+++ THE DATA
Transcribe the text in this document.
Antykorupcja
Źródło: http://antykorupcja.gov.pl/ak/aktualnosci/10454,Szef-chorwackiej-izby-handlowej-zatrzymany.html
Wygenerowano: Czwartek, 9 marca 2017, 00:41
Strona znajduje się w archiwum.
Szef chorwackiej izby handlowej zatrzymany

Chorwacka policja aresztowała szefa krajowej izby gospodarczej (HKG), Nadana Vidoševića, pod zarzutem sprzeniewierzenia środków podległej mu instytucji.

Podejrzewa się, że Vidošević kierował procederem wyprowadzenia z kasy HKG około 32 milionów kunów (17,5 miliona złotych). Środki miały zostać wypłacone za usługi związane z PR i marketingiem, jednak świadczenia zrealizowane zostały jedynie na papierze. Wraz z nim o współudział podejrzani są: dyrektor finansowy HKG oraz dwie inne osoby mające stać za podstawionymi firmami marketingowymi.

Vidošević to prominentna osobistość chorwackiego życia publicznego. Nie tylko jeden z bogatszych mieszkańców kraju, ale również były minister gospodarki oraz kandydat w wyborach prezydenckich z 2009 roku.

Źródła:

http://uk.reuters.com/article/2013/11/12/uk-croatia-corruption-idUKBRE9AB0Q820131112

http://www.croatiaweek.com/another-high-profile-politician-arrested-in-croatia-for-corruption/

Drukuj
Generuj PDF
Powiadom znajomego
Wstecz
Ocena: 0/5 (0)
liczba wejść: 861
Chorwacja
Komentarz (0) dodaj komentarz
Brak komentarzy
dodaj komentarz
++++++
§ **TASK TO CARRY OUT**
In the entries above, find every line with the word "handlowej" and list it.

§ **OUTPUT OF THE EXERCISE**
Źródło: http://antykorupcja.gov.pl/ak/aktualnosci/10454,Szef-chorwackiej-izby-handlowej-zatrzymany.html
Szef chorwackiej izby handlowej zatrzymany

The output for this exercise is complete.